Set problem:
Search the data below for "Phryges"; list each line that holds it.

── Task inputs

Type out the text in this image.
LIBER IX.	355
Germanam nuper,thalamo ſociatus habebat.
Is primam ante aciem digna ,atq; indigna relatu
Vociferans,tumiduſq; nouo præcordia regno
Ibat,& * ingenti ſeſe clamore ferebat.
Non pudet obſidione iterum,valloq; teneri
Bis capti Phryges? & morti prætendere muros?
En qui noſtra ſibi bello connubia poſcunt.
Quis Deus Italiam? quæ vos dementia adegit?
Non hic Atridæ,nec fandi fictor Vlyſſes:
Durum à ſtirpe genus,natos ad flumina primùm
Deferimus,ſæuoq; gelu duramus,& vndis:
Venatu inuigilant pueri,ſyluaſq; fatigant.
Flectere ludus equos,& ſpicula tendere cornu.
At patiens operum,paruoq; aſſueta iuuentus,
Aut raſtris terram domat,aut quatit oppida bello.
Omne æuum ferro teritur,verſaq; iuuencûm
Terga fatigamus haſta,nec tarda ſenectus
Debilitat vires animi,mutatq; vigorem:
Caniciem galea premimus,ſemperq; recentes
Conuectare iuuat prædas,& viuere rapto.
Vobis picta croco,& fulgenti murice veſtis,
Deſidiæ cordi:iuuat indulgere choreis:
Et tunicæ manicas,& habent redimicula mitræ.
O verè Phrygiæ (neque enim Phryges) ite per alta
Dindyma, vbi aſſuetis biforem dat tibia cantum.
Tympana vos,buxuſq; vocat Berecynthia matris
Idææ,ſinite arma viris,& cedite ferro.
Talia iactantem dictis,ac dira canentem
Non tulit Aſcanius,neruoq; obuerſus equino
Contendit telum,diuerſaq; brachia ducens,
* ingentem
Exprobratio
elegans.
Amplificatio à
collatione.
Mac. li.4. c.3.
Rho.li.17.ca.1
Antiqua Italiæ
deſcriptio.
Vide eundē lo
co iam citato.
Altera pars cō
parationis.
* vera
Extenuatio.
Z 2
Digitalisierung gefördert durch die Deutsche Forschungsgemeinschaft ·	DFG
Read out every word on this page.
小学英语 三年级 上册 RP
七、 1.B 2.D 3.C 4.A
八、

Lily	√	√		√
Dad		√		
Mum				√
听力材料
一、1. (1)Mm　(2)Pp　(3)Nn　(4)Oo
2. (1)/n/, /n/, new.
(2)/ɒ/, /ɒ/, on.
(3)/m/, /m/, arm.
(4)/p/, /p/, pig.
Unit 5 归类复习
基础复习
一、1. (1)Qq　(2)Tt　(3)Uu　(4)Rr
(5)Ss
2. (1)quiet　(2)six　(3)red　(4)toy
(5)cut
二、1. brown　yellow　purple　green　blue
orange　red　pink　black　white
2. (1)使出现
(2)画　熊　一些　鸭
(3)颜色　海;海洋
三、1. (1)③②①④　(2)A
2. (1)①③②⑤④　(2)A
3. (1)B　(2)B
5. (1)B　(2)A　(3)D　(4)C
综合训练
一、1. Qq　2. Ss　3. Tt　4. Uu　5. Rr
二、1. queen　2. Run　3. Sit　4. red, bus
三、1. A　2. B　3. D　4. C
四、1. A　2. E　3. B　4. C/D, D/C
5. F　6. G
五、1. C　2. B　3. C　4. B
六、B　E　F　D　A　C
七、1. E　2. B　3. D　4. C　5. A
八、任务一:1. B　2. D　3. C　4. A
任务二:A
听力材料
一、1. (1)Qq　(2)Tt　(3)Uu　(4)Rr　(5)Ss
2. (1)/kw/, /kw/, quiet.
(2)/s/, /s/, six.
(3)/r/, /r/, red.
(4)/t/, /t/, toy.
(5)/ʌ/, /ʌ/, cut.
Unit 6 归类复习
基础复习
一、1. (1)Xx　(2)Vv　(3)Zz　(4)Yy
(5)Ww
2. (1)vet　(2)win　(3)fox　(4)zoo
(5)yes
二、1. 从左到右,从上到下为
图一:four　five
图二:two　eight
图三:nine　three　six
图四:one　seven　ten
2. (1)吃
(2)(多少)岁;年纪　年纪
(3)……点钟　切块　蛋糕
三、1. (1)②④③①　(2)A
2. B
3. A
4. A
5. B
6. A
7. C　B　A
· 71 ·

────

Answer to this problem:
Bis capti Phryges? & morti prætendere muros?
O verè Phrygiæ (neque enim Phryges) ite per alta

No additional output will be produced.